Print every line of the listing exactly, please.
#### Dataset
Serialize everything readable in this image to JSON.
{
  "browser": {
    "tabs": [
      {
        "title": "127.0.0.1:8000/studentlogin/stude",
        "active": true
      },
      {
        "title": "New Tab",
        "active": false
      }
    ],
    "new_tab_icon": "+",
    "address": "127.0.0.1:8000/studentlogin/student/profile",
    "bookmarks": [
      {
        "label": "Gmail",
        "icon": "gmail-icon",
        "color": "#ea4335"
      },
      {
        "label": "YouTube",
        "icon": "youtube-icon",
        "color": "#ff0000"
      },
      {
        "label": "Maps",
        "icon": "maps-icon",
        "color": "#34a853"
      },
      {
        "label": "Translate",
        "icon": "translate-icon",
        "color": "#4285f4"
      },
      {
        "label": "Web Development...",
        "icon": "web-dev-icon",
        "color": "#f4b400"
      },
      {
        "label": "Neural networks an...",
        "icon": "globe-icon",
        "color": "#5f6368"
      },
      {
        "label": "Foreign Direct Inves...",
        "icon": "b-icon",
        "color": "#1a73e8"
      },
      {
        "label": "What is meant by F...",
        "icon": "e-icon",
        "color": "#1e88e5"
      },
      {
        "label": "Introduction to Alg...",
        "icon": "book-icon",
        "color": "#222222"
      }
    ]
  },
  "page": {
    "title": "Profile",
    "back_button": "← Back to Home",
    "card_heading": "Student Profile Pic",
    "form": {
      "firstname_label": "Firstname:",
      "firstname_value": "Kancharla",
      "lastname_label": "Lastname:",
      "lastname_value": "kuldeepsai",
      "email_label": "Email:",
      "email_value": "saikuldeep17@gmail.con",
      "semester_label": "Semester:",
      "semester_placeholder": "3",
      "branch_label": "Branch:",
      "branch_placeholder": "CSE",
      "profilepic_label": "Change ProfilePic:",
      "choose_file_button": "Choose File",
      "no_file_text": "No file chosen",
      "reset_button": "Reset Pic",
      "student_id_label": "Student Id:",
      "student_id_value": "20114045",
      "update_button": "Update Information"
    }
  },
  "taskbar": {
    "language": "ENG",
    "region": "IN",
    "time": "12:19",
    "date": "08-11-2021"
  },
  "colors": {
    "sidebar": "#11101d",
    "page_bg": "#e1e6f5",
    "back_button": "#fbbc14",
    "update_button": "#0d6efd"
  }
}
########
_Solution to this problem_
Serialize everything readable in this image to JSON.
{
  "browser": {
    "tabs": [
      {
        "title": "127.0.0.1:8000/studentlogin/stude",
        "active": true
      },
      {
        "title": "New Tab",
        "active": false
      }
    ],
    "new_tab_icon": "+",
    "address": "127.0.0.1:8000/studentlogin/student/profile",
    "bookmarks": [
      {
        "label": "Gmail",
        "icon": "gmail-icon",
        "color": "#ea4335"
      },
      {
        "label": "YouTube",
        "icon": "youtube-icon",
        "color": "#ff0000"
      },
      {
        "label": "Maps",
        "icon": "maps-icon",
        "color": "#34a853"
      },
      {
        "label": "Translate",
        "icon": "translate-icon",
        "color": "#4285f4"
      },
      {
        "label": "Web Development...",
        "icon": "web-dev-icon",
        "color": "#f4b400"
      },
      {
        "label": "Neural networks an...",
        "icon": "globe-icon",
        "color": "#5f6368"
      },
      {
        "label": "Foreign Direct Inves...",
        "icon": "b-icon",
        "color": "#1a73e8"
      },
      {
        "label": "What is meant by F...",
        "icon": "e-icon",
        "color": "#1e88e5"
      },
      {
        "label": "Introduction to Alg...",
        "icon": "book-icon",
        "color": "#222222"
      }
    ]
  },
  "page": {
    "title": "Profile",
    "back_button": "← Back to Home",
    "card_heading": "Student Profile Pic",
    "form": {
      "firstname_label": "Firstname:",
      "firstname_value": "Kancharla",
      "lastname_label": "Lastname:",
      "lastname_value": "kuldeepsai",
      "email_label": "Email:",
      "email_value": "saikuldeep17@gmail.con",
      "semester_label": "Semester:",
      "semester_placeholder": "3",
      "branch_label": "Branch:",
      "branch_placeholder": "CSE",
      "profilepic_label": "Change ProfilePic:",
      "choose_file_button": "Choose File",
      "no_file_text": "No file chosen",
      "reset_button": "Reset Pic",
      "student_id_label": "Student Id:",
      "student_id_value": "20114045",
      "update_button": "Update Information"
    }
  },
  "taskbar": {
    "language": "ENG",
    "region": "IN",
    "time": "12:19",
    "date": "08-11-2021"
  },
  "colors": {
    "sidebar": "#11101d",
    "page_bg": "#e1e6f5",
    "back_button": "#fbbc14",
    "update_button": "#0d6efd"
  }
}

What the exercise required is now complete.